• [WRITTEN TASK]
Look through the data for the string "голова". Copy every line where it is found.

━━ AVAILABLE DATA

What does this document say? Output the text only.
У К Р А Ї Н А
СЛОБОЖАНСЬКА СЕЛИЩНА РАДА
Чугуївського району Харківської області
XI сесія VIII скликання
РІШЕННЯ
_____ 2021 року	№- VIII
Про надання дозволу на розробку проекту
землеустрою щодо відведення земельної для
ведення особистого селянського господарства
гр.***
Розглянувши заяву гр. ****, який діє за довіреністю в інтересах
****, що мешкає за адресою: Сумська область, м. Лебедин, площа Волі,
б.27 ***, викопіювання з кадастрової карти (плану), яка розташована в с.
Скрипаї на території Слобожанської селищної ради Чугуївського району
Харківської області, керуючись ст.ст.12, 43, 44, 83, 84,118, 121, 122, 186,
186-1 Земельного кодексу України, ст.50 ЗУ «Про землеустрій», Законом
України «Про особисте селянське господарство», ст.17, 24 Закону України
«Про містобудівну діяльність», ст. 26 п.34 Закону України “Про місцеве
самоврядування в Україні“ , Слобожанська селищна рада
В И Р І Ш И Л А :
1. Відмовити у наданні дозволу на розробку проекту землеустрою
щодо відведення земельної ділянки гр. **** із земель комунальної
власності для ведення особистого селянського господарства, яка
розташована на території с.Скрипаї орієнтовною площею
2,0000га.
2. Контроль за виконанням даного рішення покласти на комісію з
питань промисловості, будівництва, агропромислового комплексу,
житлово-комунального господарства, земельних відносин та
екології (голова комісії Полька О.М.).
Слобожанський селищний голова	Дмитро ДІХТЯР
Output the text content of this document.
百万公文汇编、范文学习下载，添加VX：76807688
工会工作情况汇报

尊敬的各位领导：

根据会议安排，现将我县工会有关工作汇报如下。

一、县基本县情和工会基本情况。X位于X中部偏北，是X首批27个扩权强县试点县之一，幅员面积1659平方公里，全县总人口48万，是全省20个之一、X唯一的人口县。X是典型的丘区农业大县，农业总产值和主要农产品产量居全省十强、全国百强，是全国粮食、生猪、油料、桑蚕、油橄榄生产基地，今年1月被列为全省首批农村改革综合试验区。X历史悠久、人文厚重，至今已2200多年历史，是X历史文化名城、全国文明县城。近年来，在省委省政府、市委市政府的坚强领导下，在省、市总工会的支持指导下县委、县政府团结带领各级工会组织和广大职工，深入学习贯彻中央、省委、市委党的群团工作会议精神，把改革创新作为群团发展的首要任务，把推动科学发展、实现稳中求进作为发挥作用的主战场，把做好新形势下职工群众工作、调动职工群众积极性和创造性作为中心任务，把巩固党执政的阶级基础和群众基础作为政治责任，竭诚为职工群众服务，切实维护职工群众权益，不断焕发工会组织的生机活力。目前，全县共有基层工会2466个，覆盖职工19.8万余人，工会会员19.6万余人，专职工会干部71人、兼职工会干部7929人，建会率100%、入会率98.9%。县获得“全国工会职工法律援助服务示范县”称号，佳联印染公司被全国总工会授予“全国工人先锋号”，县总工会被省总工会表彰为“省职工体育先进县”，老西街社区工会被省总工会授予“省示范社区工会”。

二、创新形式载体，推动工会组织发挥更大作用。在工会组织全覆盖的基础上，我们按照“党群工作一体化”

━━━━

• [THE RESULT]
екології (голова комісії Полька О.М.).
Слобожанський селищний голова	Дмитро ДІХТЯР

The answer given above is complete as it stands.